- [What the task requires] Write out every entry, unchanged. Skip any picture.

- [Material provided]
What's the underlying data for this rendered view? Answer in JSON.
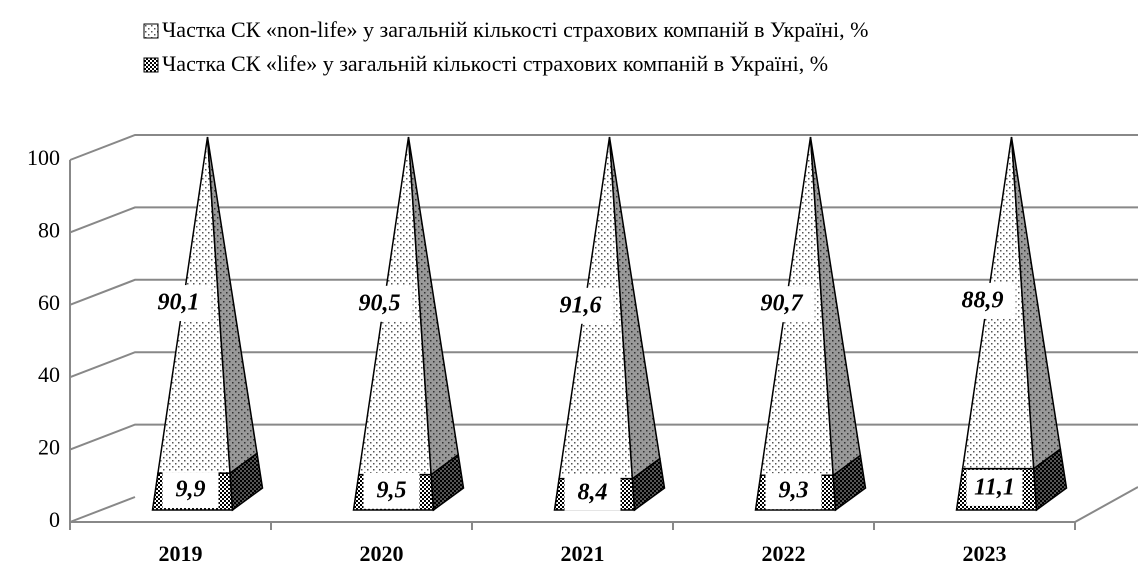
{
  "chart_data": {
    "type": "pyramid3d-stacked",
    "categories": [
      "2019",
      "2020",
      "2021",
      "2022",
      "2023"
    ],
    "series": [
      {
        "name": "Частка СК «non-life» у загальній кількості страхових компаній в Україні, %",
        "values": [
          90.1,
          90.5,
          91.6,
          90.7,
          88.9
        ],
        "value_labels": [
          "90,1",
          "90,5",
          "91,6",
          "90,7",
          "88,9"
        ]
      },
      {
        "name": "Частка СК «life» у загальній кількості страхових компаній в Україні, %",
        "values": [
          9.9,
          9.5,
          8.4,
          9.3,
          11.1
        ],
        "value_labels": [
          "9,9",
          "9,5",
          "8,4",
          "9,3",
          "11,1"
        ]
      }
    ],
    "ylim": [
      0,
      100
    ],
    "yticks": [
      0,
      20,
      40,
      60,
      80,
      100
    ],
    "grid": true
  }
}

- [Exercise result]
What's the underlying data for this rendered view? Answer in JSON.
{
  "chart_data": {
    "type": "pyramid3d-stacked",
    "categories": [
      "2019",
      "2020",
      "2021",
      "2022",
      "2023"
    ],
    "series": [
      {
        "name": "Частка СК «non-life» у загальній кількості страхових компаній в Україні, %",
        "values": [
          90.1,
          90.5,
          91.6,
          90.7,
          88.9
        ],
        "value_labels": [
          "90,1",
          "90,5",
          "91,6",
          "90,7",
          "88,9"
        ]
      },
      {
        "name": "Частка СК «life» у загальній кількості страхових компаній в Україні, %",
        "values": [
          9.9,
          9.5,
          8.4,
          9.3,
          11.1
        ],
        "value_labels": [
          "9,9",
          "9,5",
          "8,4",
          "9,3",
          "11,1"
        ]
      }
    ],
    "ylim": [
      0,
      100
    ],
    "yticks": [
      0,
      20,
      40,
      60,
      80,
      100
    ],
    "grid": true
  }
}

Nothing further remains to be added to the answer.